(Exercise directions):
Repeat every entry word for word, skipping the pictures.
%%
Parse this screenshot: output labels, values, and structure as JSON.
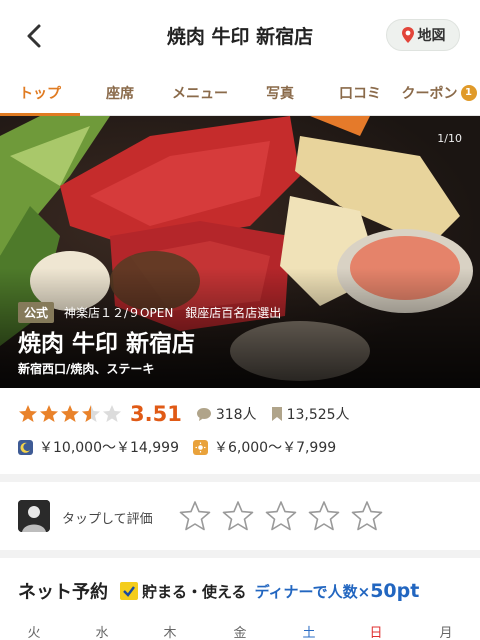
{
  "header": {
    "title": "焼肉 牛印 新宿店",
    "map_label": "地図"
  },
  "tabs": [
    {
      "label": "トップ",
      "active": true
    },
    {
      "label": "座席"
    },
    {
      "label": "メニュー"
    },
    {
      "label": "写真"
    },
    {
      "label": "口コミ"
    },
    {
      "label": "クーポン",
      "badge": "1"
    }
  ],
  "hero": {
    "counter": "1/10",
    "official": "公式",
    "award": "神楽店１２/９OPEN　銀座店百名店選出",
    "name": "焼肉 牛印 新宿店",
    "area": "新宿西口/焼肉、ステーキ"
  },
  "rating": {
    "score": "3.51",
    "stars_filled": 3.5,
    "reviews": "318人",
    "saves": "13,525人"
  },
  "budget": {
    "dinner": "￥10,000～￥14,999",
    "lunch": "￥6,000～￥7,999"
  },
  "review_prompt": {
    "label": "タップして評価"
  },
  "reserve": {
    "heading": "ネット予約",
    "promo1": "貯まる・使える",
    "promo2_text": "ディナーで人数×",
    "promo2_pts": "50pt"
  },
  "days": [
    "火",
    "水",
    "木",
    "金",
    "土",
    "日",
    "月"
  ],
  "colors": {
    "accent": "#e07b22",
    "score": "#e05a16",
    "link": "#2266c0"
  }
}
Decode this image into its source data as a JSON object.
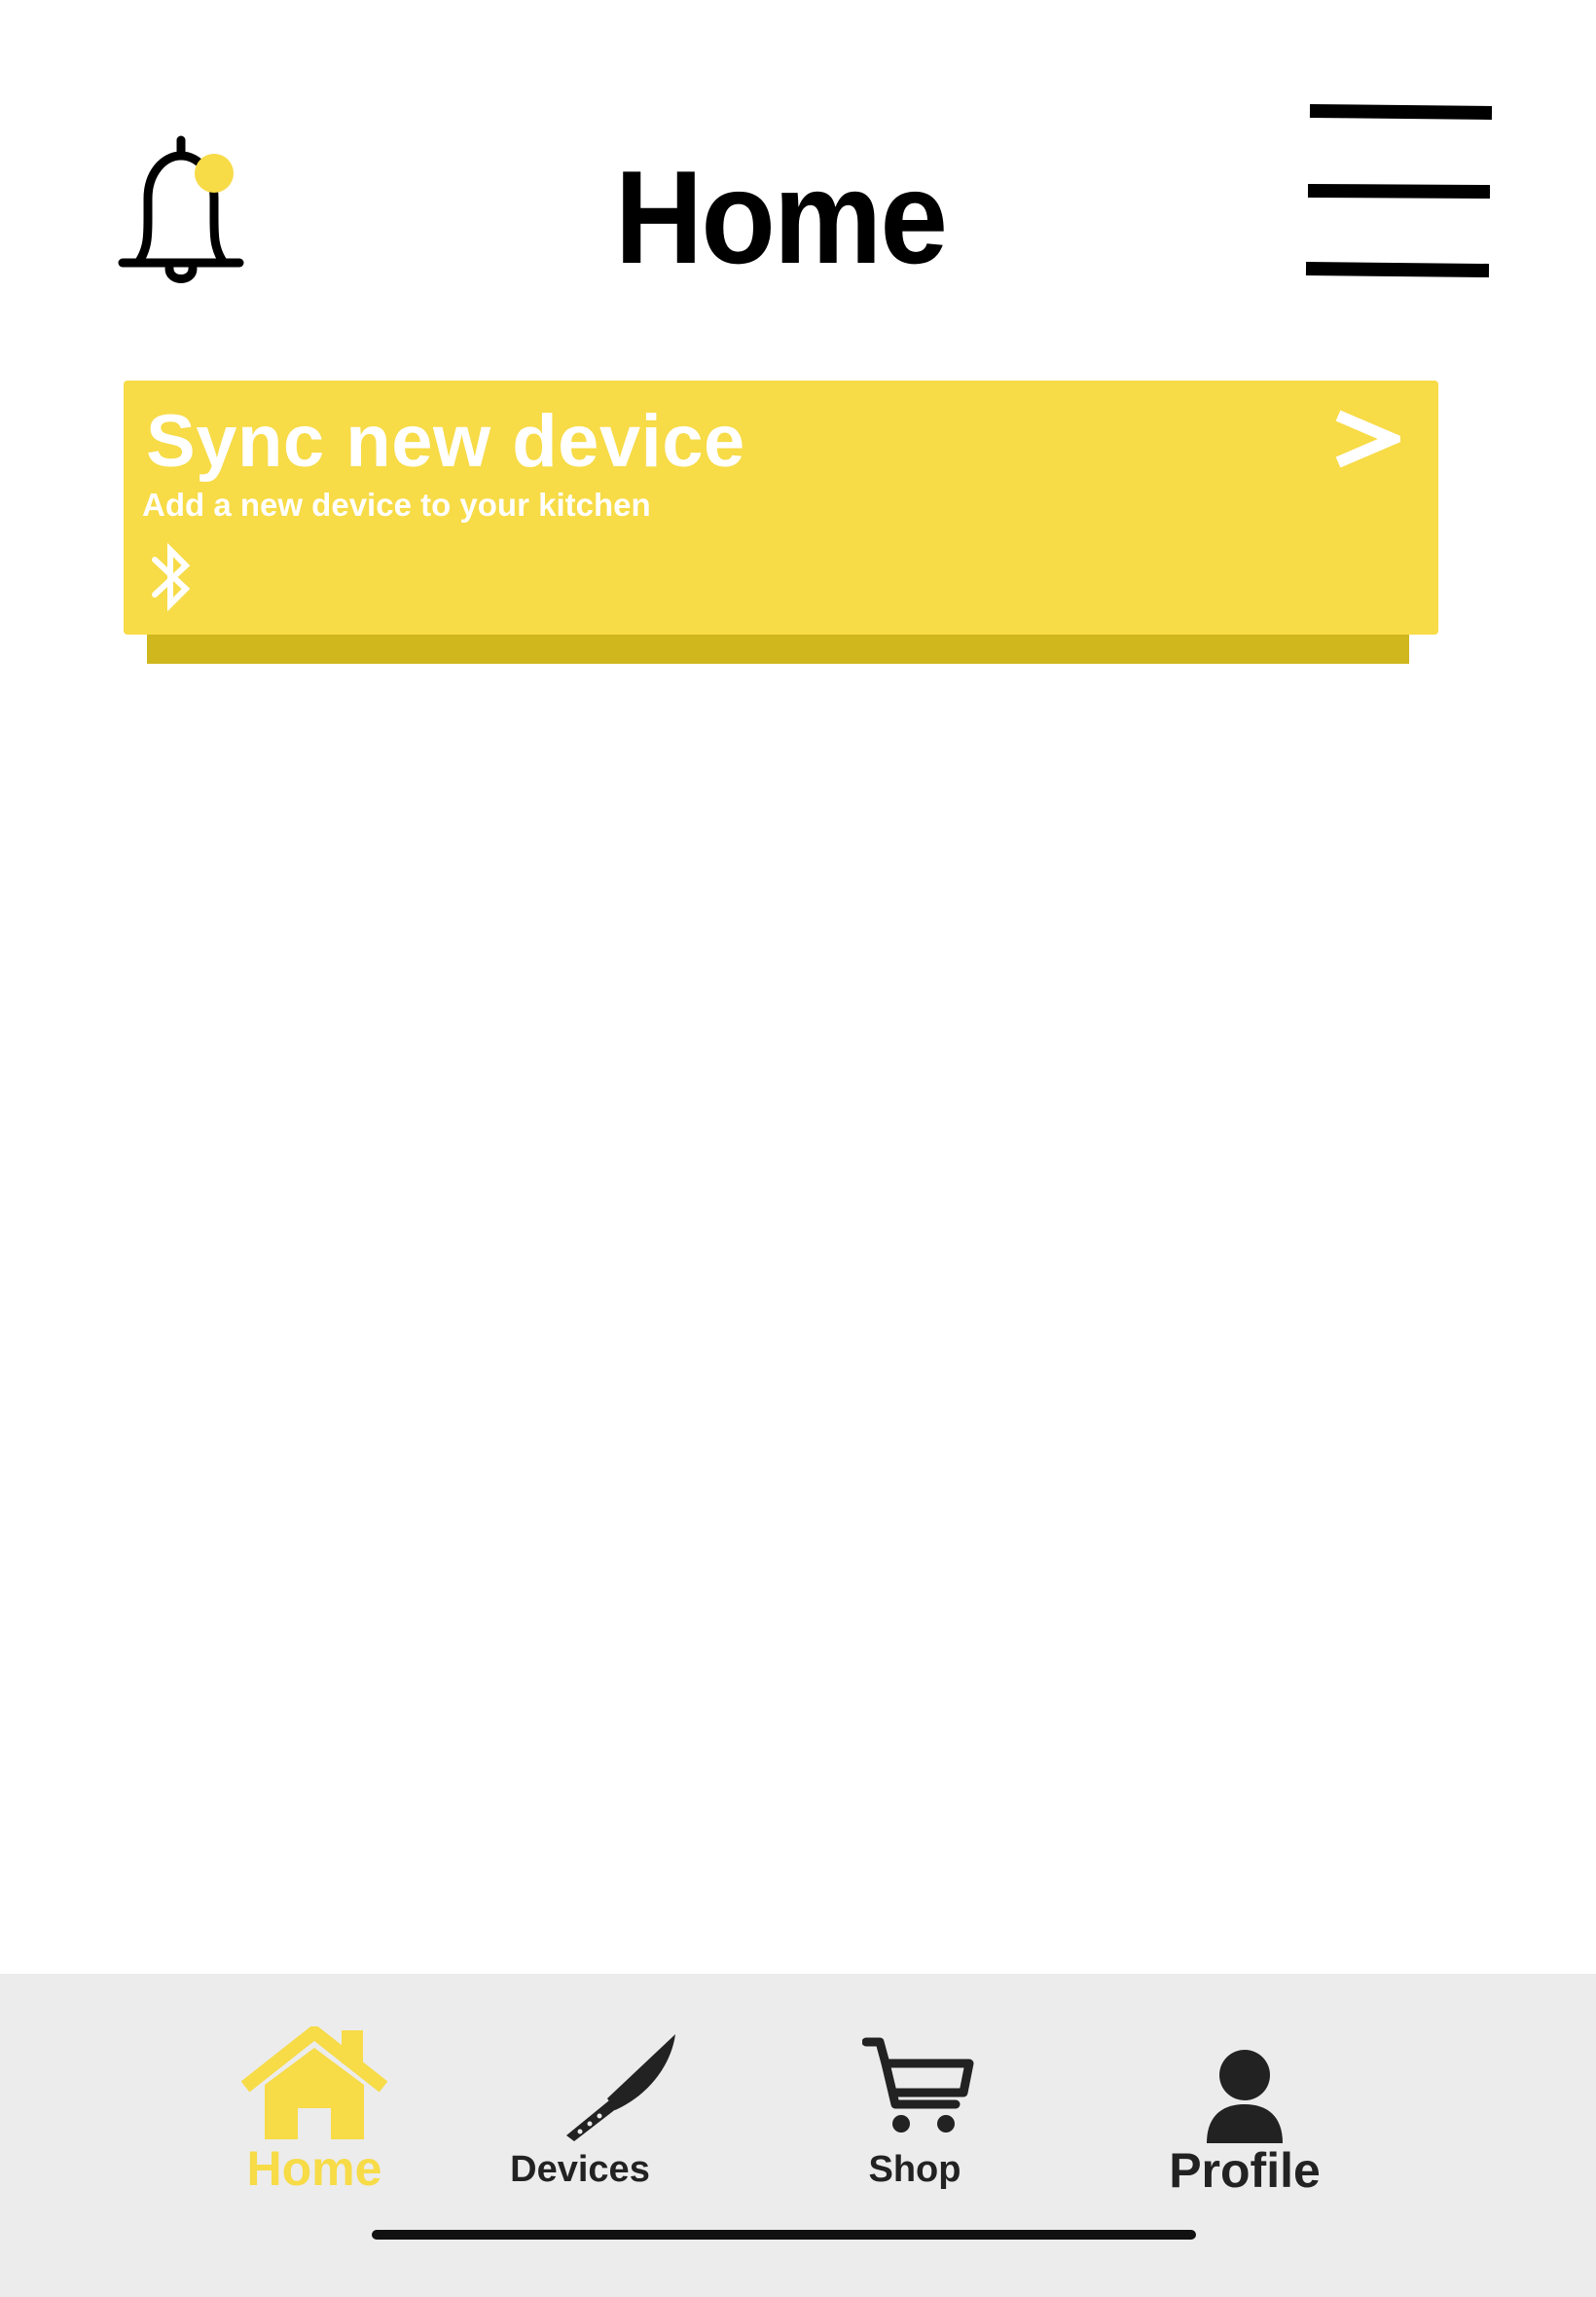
{
  "header": {
    "title": "Home",
    "notification_icon": "bell-icon",
    "notification_dot_color": "#f7db47",
    "menu_icon": "hamburger-menu-icon"
  },
  "sync_card": {
    "title": "Sync new device",
    "subtitle": "Add a new device to your kitchen",
    "chevron": ">",
    "icon": "bluetooth-icon",
    "background_color": "#f7db47"
  },
  "bottom_nav": {
    "items": [
      {
        "label": "Home",
        "icon": "home-icon",
        "active": true
      },
      {
        "label": "Devices",
        "icon": "knife-icon",
        "active": false
      },
      {
        "label": "Shop",
        "icon": "shopping-cart-icon",
        "active": false
      },
      {
        "label": "Profile",
        "icon": "profile-icon",
        "active": false
      }
    ],
    "active_color": "#f7db47",
    "inactive_color": "#222222"
  }
}
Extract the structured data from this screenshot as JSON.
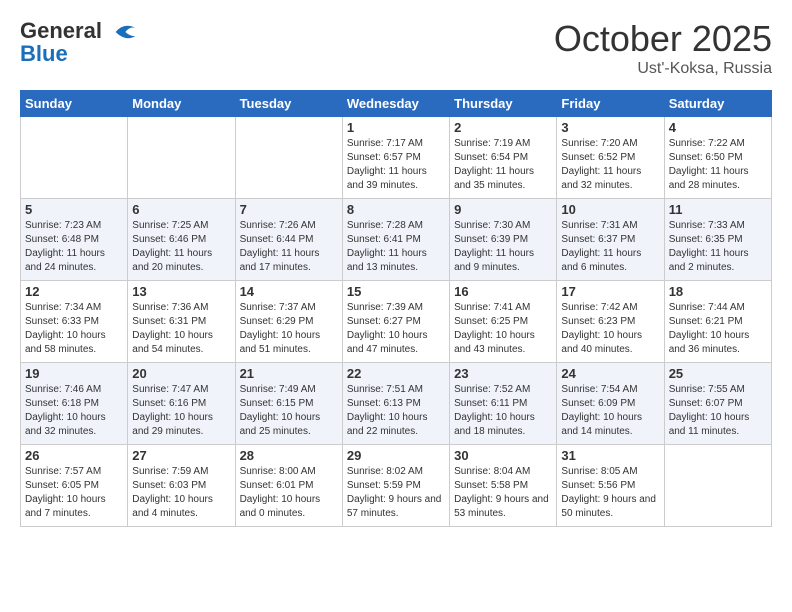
{
  "header": {
    "logo_general": "General",
    "logo_blue": "Blue",
    "month": "October 2025",
    "location": "Ust'-Koksa, Russia"
  },
  "weekdays": [
    "Sunday",
    "Monday",
    "Tuesday",
    "Wednesday",
    "Thursday",
    "Friday",
    "Saturday"
  ],
  "weeks": [
    [
      {
        "day": "",
        "info": ""
      },
      {
        "day": "",
        "info": ""
      },
      {
        "day": "",
        "info": ""
      },
      {
        "day": "1",
        "info": "Sunrise: 7:17 AM\nSunset: 6:57 PM\nDaylight: 11 hours and 39 minutes."
      },
      {
        "day": "2",
        "info": "Sunrise: 7:19 AM\nSunset: 6:54 PM\nDaylight: 11 hours and 35 minutes."
      },
      {
        "day": "3",
        "info": "Sunrise: 7:20 AM\nSunset: 6:52 PM\nDaylight: 11 hours and 32 minutes."
      },
      {
        "day": "4",
        "info": "Sunrise: 7:22 AM\nSunset: 6:50 PM\nDaylight: 11 hours and 28 minutes."
      }
    ],
    [
      {
        "day": "5",
        "info": "Sunrise: 7:23 AM\nSunset: 6:48 PM\nDaylight: 11 hours and 24 minutes."
      },
      {
        "day": "6",
        "info": "Sunrise: 7:25 AM\nSunset: 6:46 PM\nDaylight: 11 hours and 20 minutes."
      },
      {
        "day": "7",
        "info": "Sunrise: 7:26 AM\nSunset: 6:44 PM\nDaylight: 11 hours and 17 minutes."
      },
      {
        "day": "8",
        "info": "Sunrise: 7:28 AM\nSunset: 6:41 PM\nDaylight: 11 hours and 13 minutes."
      },
      {
        "day": "9",
        "info": "Sunrise: 7:30 AM\nSunset: 6:39 PM\nDaylight: 11 hours and 9 minutes."
      },
      {
        "day": "10",
        "info": "Sunrise: 7:31 AM\nSunset: 6:37 PM\nDaylight: 11 hours and 6 minutes."
      },
      {
        "day": "11",
        "info": "Sunrise: 7:33 AM\nSunset: 6:35 PM\nDaylight: 11 hours and 2 minutes."
      }
    ],
    [
      {
        "day": "12",
        "info": "Sunrise: 7:34 AM\nSunset: 6:33 PM\nDaylight: 10 hours and 58 minutes."
      },
      {
        "day": "13",
        "info": "Sunrise: 7:36 AM\nSunset: 6:31 PM\nDaylight: 10 hours and 54 minutes."
      },
      {
        "day": "14",
        "info": "Sunrise: 7:37 AM\nSunset: 6:29 PM\nDaylight: 10 hours and 51 minutes."
      },
      {
        "day": "15",
        "info": "Sunrise: 7:39 AM\nSunset: 6:27 PM\nDaylight: 10 hours and 47 minutes."
      },
      {
        "day": "16",
        "info": "Sunrise: 7:41 AM\nSunset: 6:25 PM\nDaylight: 10 hours and 43 minutes."
      },
      {
        "day": "17",
        "info": "Sunrise: 7:42 AM\nSunset: 6:23 PM\nDaylight: 10 hours and 40 minutes."
      },
      {
        "day": "18",
        "info": "Sunrise: 7:44 AM\nSunset: 6:21 PM\nDaylight: 10 hours and 36 minutes."
      }
    ],
    [
      {
        "day": "19",
        "info": "Sunrise: 7:46 AM\nSunset: 6:18 PM\nDaylight: 10 hours and 32 minutes."
      },
      {
        "day": "20",
        "info": "Sunrise: 7:47 AM\nSunset: 6:16 PM\nDaylight: 10 hours and 29 minutes."
      },
      {
        "day": "21",
        "info": "Sunrise: 7:49 AM\nSunset: 6:15 PM\nDaylight: 10 hours and 25 minutes."
      },
      {
        "day": "22",
        "info": "Sunrise: 7:51 AM\nSunset: 6:13 PM\nDaylight: 10 hours and 22 minutes."
      },
      {
        "day": "23",
        "info": "Sunrise: 7:52 AM\nSunset: 6:11 PM\nDaylight: 10 hours and 18 minutes."
      },
      {
        "day": "24",
        "info": "Sunrise: 7:54 AM\nSunset: 6:09 PM\nDaylight: 10 hours and 14 minutes."
      },
      {
        "day": "25",
        "info": "Sunrise: 7:55 AM\nSunset: 6:07 PM\nDaylight: 10 hours and 11 minutes."
      }
    ],
    [
      {
        "day": "26",
        "info": "Sunrise: 7:57 AM\nSunset: 6:05 PM\nDaylight: 10 hours and 7 minutes."
      },
      {
        "day": "27",
        "info": "Sunrise: 7:59 AM\nSunset: 6:03 PM\nDaylight: 10 hours and 4 minutes."
      },
      {
        "day": "28",
        "info": "Sunrise: 8:00 AM\nSunset: 6:01 PM\nDaylight: 10 hours and 0 minutes."
      },
      {
        "day": "29",
        "info": "Sunrise: 8:02 AM\nSunset: 5:59 PM\nDaylight: 9 hours and 57 minutes."
      },
      {
        "day": "30",
        "info": "Sunrise: 8:04 AM\nSunset: 5:58 PM\nDaylight: 9 hours and 53 minutes."
      },
      {
        "day": "31",
        "info": "Sunrise: 8:05 AM\nSunset: 5:56 PM\nDaylight: 9 hours and 50 minutes."
      },
      {
        "day": "",
        "info": ""
      }
    ]
  ]
}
%%
(Solution to this problem):
Parse this screenshot: output labels, values, and structure as JSON.
{
  "header": {
    "title": "焼肉 牛印 新宿店",
    "map_label": "地図"
  },
  "tabs": [
    {
      "label": "トップ",
      "active": true
    },
    {
      "label": "座席"
    },
    {
      "label": "メニュー"
    },
    {
      "label": "写真"
    },
    {
      "label": "口コミ"
    },
    {
      "label": "クーポン",
      "badge": "1"
    }
  ],
  "hero": {
    "counter": "1/10",
    "official": "公式",
    "award": "神楽店１２/９OPEN　銀座店百名店選出",
    "name": "焼肉 牛印 新宿店",
    "area": "新宿西口/焼肉、ステーキ"
  },
  "rating": {
    "score": "3.51",
    "stars_filled": 3.5,
    "reviews": "318人",
    "saves": "13,525人"
  },
  "budget": {
    "dinner": "￥10,000～￥14,999",
    "lunch": "￥6,000～￥7,999"
  },
  "review_prompt": {
    "label": "タップして評価"
  },
  "reserve": {
    "heading": "ネット予約",
    "promo1": "貯まる・使える",
    "promo2_text": "ディナーで人数×",
    "promo2_pts": "50pt"
  },
  "days": [
    "火",
    "水",
    "木",
    "金",
    "土",
    "日",
    "月"
  ],
  "colors": {
    "accent": "#e07b22",
    "score": "#e05a16",
    "link": "#2266c0"
  }
}
Decode this image into its source data as a JSON object.
{
  "header": {
    "title": "Home",
    "notification_icon": "bell-icon",
    "notification_dot_color": "#f7db47",
    "menu_icon": "hamburger-menu-icon"
  },
  "sync_card": {
    "title": "Sync new device",
    "subtitle": "Add a new device to your kitchen",
    "chevron": ">",
    "icon": "bluetooth-icon",
    "background_color": "#f7db47"
  },
  "bottom_nav": {
    "items": [
      {
        "label": "Home",
        "icon": "home-icon",
        "active": true
      },
      {
        "label": "Devices",
        "icon": "knife-icon",
        "active": false
      },
      {
        "label": "Shop",
        "icon": "shopping-cart-icon",
        "active": false
      },
      {
        "label": "Profile",
        "icon": "profile-icon",
        "active": false
      }
    ],
    "active_color": "#f7db47",
    "inactive_color": "#222222"
  }
}
Extract the structured data from this screenshot as JSON.
{
  "header": {
    "logo_general": "General",
    "logo_blue": "Blue",
    "month": "October 2025",
    "location": "Ust'-Koksa, Russia"
  },
  "weekdays": [
    "Sunday",
    "Monday",
    "Tuesday",
    "Wednesday",
    "Thursday",
    "Friday",
    "Saturday"
  ],
  "weeks": [
    [
      {
        "day": "",
        "info": ""
      },
      {
        "day": "",
        "info": ""
      },
      {
        "day": "",
        "info": ""
      },
      {
        "day": "1",
        "info": "Sunrise: 7:17 AM\nSunset: 6:57 PM\nDaylight: 11 hours and 39 minutes."
      },
      {
        "day": "2",
        "info": "Sunrise: 7:19 AM\nSunset: 6:54 PM\nDaylight: 11 hours and 35 minutes."
      },
      {
        "day": "3",
        "info": "Sunrise: 7:20 AM\nSunset: 6:52 PM\nDaylight: 11 hours and 32 minutes."
      },
      {
        "day": "4",
        "info": "Sunrise: 7:22 AM\nSunset: 6:50 PM\nDaylight: 11 hours and 28 minutes."
      }
    ],
    [
      {
        "day": "5",
        "info": "Sunrise: 7:23 AM\nSunset: 6:48 PM\nDaylight: 11 hours and 24 minutes."
      },
      {
        "day": "6",
        "info": "Sunrise: 7:25 AM\nSunset: 6:46 PM\nDaylight: 11 hours and 20 minutes."
      },
      {
        "day": "7",
        "info": "Sunrise: 7:26 AM\nSunset: 6:44 PM\nDaylight: 11 hours and 17 minutes."
      },
      {
        "day": "8",
        "info": "Sunrise: 7:28 AM\nSunset: 6:41 PM\nDaylight: 11 hours and 13 minutes."
      },
      {
        "day": "9",
        "info": "Sunrise: 7:30 AM\nSunset: 6:39 PM\nDaylight: 11 hours and 9 minutes."
      },
      {
        "day": "10",
        "info": "Sunrise: 7:31 AM\nSunset: 6:37 PM\nDaylight: 11 hours and 6 minutes."
      },
      {
        "day": "11",
        "info": "Sunrise: 7:33 AM\nSunset: 6:35 PM\nDaylight: 11 hours and 2 minutes."
      }
    ],
    [
      {
        "day": "12",
        "info": "Sunrise: 7:34 AM\nSunset: 6:33 PM\nDaylight: 10 hours and 58 minutes."
      },
      {
        "day": "13",
        "info": "Sunrise: 7:36 AM\nSunset: 6:31 PM\nDaylight: 10 hours and 54 minutes."
      },
      {
        "day": "14",
        "info": "Sunrise: 7:37 AM\nSunset: 6:29 PM\nDaylight: 10 hours and 51 minutes."
      },
      {
        "day": "15",
        "info": "Sunrise: 7:39 AM\nSunset: 6:27 PM\nDaylight: 10 hours and 47 minutes."
      },
      {
        "day": "16",
        "info": "Sunrise: 7:41 AM\nSunset: 6:25 PM\nDaylight: 10 hours and 43 minutes."
      },
      {
        "day": "17",
        "info": "Sunrise: 7:42 AM\nSunset: 6:23 PM\nDaylight: 10 hours and 40 minutes."
      },
      {
        "day": "18",
        "info": "Sunrise: 7:44 AM\nSunset: 6:21 PM\nDaylight: 10 hours and 36 minutes."
      }
    ],
    [
      {
        "day": "19",
        "info": "Sunrise: 7:46 AM\nSunset: 6:18 PM\nDaylight: 10 hours and 32 minutes."
      },
      {
        "day": "20",
        "info": "Sunrise: 7:47 AM\nSunset: 6:16 PM\nDaylight: 10 hours and 29 minutes."
      },
      {
        "day": "21",
        "info": "Sunrise: 7:49 AM\nSunset: 6:15 PM\nDaylight: 10 hours and 25 minutes."
      },
      {
        "day": "22",
        "info": "Sunrise: 7:51 AM\nSunset: 6:13 PM\nDaylight: 10 hours and 22 minutes."
      },
      {
        "day": "23",
        "info": "Sunrise: 7:52 AM\nSunset: 6:11 PM\nDaylight: 10 hours and 18 minutes."
      },
      {
        "day": "24",
        "info": "Sunrise: 7:54 AM\nSunset: 6:09 PM\nDaylight: 10 hours and 14 minutes."
      },
      {
        "day": "25",
        "info": "Sunrise: 7:55 AM\nSunset: 6:07 PM\nDaylight: 10 hours and 11 minutes."
      }
    ],
    [
      {
        "day": "26",
        "info": "Sunrise: 7:57 AM\nSunset: 6:05 PM\nDaylight: 10 hours and 7 minutes."
      },
      {
        "day": "27",
        "info": "Sunrise: 7:59 AM\nSunset: 6:03 PM\nDaylight: 10 hours and 4 minutes."
      },
      {
        "day": "28",
        "info": "Sunrise: 8:00 AM\nSunset: 6:01 PM\nDaylight: 10 hours and 0 minutes."
      },
      {
        "day": "29",
        "info": "Sunrise: 8:02 AM\nSunset: 5:59 PM\nDaylight: 9 hours and 57 minutes."
      },
      {
        "day": "30",
        "info": "Sunrise: 8:04 AM\nSunset: 5:58 PM\nDaylight: 9 hours and 53 minutes."
      },
      {
        "day": "31",
        "info": "Sunrise: 8:05 AM\nSunset: 5:56 PM\nDaylight: 9 hours and 50 minutes."
      },
      {
        "day": "",
        "info": ""
      }
    ]
  ]
}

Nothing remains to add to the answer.